Start RECORDS FOR THE EXERCISE

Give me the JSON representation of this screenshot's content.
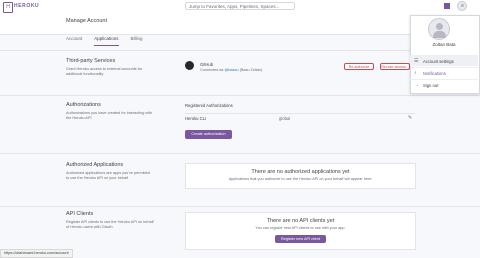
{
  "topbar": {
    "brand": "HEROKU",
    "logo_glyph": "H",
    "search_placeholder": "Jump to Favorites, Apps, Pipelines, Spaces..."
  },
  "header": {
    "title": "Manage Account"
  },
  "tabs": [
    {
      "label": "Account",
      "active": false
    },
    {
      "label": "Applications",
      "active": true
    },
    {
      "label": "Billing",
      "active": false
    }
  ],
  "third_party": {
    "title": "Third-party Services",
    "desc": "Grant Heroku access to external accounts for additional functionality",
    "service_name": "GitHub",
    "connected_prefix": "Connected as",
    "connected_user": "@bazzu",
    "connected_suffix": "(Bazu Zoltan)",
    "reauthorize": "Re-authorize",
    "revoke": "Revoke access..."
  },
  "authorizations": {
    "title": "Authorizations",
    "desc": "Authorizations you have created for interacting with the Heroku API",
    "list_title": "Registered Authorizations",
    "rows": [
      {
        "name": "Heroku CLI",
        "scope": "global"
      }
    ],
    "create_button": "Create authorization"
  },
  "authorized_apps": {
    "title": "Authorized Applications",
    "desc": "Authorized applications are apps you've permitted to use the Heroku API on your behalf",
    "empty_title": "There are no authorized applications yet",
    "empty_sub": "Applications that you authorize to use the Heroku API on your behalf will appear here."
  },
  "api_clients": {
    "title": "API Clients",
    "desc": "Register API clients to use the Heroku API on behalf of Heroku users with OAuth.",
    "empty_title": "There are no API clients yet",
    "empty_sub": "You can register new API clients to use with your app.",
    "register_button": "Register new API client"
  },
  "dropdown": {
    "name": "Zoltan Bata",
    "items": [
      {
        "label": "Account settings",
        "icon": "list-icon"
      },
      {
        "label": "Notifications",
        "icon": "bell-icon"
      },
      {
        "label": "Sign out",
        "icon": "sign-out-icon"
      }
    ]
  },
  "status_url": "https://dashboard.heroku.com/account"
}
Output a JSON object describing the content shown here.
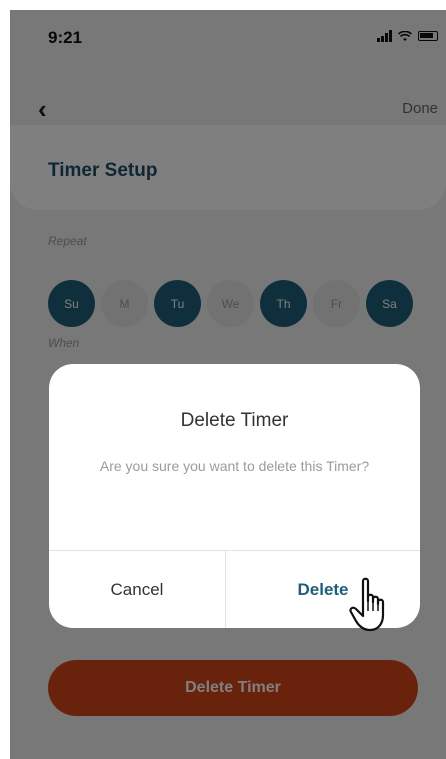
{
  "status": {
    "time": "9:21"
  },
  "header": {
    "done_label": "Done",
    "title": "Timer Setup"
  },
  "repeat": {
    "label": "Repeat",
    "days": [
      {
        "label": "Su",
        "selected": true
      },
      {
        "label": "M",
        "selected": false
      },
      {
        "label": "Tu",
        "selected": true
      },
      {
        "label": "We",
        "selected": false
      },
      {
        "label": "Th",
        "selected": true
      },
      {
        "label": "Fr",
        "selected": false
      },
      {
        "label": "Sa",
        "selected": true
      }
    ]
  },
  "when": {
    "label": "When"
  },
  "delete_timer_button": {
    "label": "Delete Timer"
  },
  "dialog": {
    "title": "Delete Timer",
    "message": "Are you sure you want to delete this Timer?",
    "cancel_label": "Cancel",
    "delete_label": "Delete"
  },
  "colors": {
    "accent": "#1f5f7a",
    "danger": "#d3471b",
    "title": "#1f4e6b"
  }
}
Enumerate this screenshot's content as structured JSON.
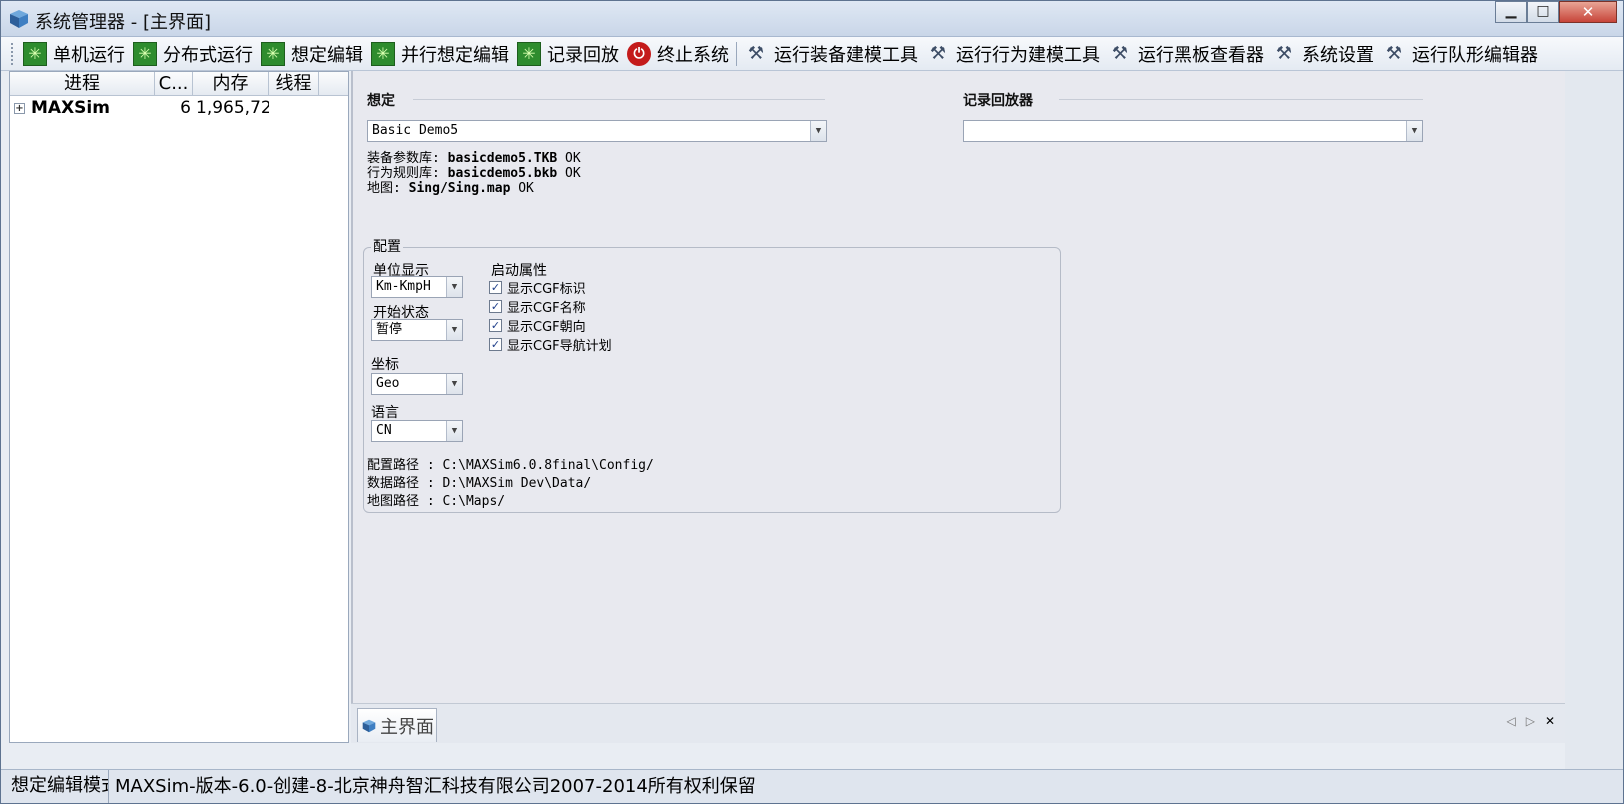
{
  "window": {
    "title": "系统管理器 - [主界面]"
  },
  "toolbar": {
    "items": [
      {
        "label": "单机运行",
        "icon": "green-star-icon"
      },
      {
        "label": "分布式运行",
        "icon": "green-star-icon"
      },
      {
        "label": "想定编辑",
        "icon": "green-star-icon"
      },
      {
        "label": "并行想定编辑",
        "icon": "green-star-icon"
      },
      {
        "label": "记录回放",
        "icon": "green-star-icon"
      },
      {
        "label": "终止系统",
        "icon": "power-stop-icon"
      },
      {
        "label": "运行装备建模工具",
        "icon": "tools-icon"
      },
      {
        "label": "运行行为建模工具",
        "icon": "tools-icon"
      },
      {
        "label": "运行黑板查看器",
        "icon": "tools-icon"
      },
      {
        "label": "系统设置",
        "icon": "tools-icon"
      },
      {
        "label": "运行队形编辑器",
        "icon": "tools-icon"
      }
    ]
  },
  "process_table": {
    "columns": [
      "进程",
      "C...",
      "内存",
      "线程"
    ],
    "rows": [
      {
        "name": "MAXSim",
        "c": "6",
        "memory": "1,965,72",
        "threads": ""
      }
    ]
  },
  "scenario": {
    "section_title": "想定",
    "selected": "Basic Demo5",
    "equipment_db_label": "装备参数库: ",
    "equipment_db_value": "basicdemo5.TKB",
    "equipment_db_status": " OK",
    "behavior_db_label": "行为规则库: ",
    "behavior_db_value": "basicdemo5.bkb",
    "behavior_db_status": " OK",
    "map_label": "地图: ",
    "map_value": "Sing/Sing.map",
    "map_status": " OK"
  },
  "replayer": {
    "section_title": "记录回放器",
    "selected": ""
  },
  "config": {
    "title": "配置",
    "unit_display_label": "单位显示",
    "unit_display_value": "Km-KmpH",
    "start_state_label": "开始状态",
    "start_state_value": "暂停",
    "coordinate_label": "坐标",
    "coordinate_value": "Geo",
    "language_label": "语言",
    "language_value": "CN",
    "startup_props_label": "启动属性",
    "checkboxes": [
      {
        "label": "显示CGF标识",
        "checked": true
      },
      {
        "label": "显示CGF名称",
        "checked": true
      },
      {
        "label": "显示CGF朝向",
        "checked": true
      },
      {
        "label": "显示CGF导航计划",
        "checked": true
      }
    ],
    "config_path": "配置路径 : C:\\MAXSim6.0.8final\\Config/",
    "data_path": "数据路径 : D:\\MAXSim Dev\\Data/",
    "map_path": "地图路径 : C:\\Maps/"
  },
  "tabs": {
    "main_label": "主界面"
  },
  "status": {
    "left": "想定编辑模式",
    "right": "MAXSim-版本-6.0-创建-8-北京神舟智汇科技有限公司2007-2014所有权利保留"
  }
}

End RECORDS FOR THE EXERCISE

Single out each line of the records above with the string "JSON" in it, and copy it.

Give me the JSON representation of this screenshot's content.
Output a JSON object describing the content shown here.
Enumerate this screenshot's content as structured JSON.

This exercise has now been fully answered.